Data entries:
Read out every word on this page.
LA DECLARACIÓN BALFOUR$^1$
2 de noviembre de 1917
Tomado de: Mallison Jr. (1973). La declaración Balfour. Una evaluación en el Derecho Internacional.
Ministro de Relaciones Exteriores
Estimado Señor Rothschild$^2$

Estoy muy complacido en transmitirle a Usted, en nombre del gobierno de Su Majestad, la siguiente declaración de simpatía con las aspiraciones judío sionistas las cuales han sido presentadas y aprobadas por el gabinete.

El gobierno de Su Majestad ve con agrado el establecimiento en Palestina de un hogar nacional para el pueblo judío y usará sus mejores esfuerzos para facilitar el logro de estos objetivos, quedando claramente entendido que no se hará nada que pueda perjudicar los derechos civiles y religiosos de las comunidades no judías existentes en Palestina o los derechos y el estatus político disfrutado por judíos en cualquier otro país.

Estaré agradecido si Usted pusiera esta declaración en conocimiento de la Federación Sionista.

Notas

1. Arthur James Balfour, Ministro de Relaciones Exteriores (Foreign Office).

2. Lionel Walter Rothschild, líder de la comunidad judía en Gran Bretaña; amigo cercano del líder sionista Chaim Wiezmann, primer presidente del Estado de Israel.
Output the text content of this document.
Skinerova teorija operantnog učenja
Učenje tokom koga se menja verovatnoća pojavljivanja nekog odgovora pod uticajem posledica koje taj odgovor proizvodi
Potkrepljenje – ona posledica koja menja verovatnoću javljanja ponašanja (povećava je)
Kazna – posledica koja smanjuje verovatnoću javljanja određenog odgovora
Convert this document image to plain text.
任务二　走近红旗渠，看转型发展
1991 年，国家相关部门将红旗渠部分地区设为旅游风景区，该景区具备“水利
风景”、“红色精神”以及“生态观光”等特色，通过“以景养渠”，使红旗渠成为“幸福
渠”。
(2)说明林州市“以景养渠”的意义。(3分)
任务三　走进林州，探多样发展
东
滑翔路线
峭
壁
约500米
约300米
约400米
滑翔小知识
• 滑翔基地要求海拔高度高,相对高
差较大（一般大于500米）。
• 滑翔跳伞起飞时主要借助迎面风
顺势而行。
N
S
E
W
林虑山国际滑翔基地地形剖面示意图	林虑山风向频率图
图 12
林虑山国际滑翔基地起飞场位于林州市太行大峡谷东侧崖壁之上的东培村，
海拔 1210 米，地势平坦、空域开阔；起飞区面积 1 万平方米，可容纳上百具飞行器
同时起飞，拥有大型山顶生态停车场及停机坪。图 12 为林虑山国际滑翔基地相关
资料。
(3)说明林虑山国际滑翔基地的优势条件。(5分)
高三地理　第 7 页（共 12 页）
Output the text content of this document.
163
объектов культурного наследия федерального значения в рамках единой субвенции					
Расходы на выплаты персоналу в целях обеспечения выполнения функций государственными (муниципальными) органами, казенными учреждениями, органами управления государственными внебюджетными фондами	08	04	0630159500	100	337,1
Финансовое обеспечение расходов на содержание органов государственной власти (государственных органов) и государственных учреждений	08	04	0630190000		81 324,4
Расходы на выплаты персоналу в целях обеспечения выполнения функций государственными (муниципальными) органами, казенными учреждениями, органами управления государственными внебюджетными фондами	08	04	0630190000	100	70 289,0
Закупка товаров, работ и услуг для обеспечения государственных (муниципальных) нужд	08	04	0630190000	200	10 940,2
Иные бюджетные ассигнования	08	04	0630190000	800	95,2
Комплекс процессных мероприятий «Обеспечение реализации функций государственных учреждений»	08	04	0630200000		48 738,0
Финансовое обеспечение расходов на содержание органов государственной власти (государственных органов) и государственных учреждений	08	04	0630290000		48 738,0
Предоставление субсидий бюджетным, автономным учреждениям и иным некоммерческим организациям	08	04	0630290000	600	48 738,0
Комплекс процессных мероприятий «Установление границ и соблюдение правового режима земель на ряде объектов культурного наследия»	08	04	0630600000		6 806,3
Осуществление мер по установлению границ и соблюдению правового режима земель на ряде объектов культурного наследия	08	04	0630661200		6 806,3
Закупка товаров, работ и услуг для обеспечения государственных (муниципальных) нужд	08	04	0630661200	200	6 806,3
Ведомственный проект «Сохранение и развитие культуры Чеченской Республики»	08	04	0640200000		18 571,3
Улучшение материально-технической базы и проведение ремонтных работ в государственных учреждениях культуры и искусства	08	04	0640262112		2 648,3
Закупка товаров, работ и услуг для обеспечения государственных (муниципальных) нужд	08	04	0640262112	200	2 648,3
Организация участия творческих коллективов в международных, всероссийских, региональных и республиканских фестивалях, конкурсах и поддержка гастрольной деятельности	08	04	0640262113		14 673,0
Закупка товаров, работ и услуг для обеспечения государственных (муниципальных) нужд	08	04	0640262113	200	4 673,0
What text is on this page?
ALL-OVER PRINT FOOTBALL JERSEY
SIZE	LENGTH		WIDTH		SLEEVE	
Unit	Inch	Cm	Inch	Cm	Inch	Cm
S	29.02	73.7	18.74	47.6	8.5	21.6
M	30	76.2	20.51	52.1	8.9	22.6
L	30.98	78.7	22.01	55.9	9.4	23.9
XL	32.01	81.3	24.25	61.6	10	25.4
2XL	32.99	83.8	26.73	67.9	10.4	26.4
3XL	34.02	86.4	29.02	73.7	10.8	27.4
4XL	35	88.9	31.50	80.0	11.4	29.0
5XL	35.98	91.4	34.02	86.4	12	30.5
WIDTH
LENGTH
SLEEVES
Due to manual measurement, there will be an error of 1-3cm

▶ [GIVEN PROBLEM]: From the data above, gather every line that includes the word "Комплекс".

▶ [ANSWER TO THE EXERCISE]:
Комплекс процессных мероприятий «Обеспечение реализации функций государственных учреждений»	08	04	0630200000		48 738,0
Комплекс процессных мероприятий «Установление границ и соблюдение правового режима земель на ряде объектов культурного наследия»	08	04	0630600000		6 806,3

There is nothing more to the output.